[Start of Attachment]

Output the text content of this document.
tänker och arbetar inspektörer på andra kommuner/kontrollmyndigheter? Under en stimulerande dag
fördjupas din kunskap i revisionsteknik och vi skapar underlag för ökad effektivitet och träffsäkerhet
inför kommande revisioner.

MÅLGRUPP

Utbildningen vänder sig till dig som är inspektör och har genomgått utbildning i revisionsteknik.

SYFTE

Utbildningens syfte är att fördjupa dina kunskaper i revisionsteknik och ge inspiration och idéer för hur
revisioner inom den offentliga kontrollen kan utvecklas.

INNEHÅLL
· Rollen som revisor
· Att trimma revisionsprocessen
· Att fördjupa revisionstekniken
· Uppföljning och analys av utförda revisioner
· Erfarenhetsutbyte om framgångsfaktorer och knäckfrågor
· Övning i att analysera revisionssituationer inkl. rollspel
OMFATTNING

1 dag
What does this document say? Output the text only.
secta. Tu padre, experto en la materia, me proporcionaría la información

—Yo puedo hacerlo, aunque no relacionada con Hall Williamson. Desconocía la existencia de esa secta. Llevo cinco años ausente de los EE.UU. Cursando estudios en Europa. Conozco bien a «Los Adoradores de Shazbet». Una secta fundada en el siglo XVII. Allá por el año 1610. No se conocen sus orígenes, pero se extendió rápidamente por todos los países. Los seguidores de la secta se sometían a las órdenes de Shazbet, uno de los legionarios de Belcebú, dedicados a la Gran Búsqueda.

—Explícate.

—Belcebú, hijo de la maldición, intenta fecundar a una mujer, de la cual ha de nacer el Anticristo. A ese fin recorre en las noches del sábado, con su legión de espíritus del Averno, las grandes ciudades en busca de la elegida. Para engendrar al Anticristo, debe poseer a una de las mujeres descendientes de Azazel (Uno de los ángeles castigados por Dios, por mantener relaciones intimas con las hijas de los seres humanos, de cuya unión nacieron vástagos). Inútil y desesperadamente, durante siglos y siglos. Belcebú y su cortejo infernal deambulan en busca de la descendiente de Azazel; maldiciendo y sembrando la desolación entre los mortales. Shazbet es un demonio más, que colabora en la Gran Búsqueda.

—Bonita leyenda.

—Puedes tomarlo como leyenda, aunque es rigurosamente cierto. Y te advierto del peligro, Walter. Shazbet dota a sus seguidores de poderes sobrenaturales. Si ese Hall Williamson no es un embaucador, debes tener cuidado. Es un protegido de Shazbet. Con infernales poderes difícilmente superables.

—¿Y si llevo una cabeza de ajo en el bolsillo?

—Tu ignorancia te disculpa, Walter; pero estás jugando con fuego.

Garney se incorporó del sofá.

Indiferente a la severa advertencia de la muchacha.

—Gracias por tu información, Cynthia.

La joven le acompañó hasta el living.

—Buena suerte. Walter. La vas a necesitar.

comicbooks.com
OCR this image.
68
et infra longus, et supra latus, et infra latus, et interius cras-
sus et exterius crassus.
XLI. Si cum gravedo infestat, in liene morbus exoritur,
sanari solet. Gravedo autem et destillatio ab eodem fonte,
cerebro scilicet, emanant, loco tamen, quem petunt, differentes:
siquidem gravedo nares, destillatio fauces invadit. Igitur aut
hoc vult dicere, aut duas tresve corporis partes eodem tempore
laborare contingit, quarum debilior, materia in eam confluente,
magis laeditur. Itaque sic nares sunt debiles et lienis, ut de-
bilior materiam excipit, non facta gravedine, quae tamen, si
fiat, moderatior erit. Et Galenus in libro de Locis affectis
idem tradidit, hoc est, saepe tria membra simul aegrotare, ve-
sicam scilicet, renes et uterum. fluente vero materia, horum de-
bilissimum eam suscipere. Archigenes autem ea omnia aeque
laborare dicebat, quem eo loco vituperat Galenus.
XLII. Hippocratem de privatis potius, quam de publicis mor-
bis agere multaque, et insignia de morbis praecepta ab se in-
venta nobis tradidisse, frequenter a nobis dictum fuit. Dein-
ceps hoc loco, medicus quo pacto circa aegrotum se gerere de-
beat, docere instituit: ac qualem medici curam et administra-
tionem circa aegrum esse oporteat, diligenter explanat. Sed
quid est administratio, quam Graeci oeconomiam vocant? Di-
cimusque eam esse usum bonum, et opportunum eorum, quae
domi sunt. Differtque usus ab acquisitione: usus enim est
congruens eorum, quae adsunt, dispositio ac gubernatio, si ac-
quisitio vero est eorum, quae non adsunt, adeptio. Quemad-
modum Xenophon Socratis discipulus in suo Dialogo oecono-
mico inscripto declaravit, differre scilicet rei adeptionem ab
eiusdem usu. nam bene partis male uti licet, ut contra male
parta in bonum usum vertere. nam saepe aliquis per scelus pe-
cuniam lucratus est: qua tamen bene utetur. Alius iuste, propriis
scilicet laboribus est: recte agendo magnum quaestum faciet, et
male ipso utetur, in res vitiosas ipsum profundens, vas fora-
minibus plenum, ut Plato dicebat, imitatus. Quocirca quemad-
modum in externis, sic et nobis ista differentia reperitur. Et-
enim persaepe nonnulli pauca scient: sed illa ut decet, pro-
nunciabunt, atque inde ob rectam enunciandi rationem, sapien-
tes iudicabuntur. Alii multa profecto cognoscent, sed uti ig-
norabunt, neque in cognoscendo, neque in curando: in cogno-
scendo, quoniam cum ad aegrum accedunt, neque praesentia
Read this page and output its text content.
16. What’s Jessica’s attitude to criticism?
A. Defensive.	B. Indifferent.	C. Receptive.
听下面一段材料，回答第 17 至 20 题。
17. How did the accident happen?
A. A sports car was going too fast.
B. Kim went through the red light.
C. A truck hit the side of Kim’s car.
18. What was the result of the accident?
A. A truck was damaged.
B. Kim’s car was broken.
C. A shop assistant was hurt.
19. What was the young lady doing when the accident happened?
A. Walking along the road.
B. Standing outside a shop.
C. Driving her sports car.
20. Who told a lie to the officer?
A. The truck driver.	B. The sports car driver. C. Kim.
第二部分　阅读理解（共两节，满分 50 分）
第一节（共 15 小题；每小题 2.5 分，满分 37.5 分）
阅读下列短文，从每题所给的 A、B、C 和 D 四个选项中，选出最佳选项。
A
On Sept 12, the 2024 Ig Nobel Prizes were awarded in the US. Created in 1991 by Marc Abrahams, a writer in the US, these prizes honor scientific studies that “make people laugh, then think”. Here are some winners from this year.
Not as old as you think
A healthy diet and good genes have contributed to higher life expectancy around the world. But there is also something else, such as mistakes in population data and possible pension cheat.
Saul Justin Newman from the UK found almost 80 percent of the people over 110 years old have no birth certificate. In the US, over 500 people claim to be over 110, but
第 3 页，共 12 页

[End of Attachment]

• _Task statement_
When a line in the material above includes "tamen", report that line by copying it.

• _Expected answer_
cerebro scilicet, emanant, loco tamen, quem petunt, differentes:
bilior materiam excipit, non facta gravedine, quae tamen, si
cuniam lucratus est: qua tamen bene utetur. Alius iuste, propriis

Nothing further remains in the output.